Required work
Reproduce the following lines character for character, keeping their order.

Provided entries
====
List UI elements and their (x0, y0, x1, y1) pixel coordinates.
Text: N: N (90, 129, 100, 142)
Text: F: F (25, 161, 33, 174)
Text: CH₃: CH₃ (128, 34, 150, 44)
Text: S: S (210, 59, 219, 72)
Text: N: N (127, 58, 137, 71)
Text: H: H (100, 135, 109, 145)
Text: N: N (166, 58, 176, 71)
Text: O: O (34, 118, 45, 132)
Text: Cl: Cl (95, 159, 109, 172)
====
Final result
List UI elements and their (x0, y0, x1, y1) pixel coordinates.
Text: N: N (90, 129, 100, 142)
Text: F: F (25, 161, 33, 174)
Text: CH₃: CH₃ (128, 34, 150, 44)
Text: S: S (210, 59, 219, 72)
Text: N: N (127, 58, 137, 71)
Text: H: H (100, 135, 109, 145)
Text: N: N (166, 58, 176, 71)
Text: O: O (34, 118, 45, 132)
Text: Cl: Cl (95, 159, 109, 172)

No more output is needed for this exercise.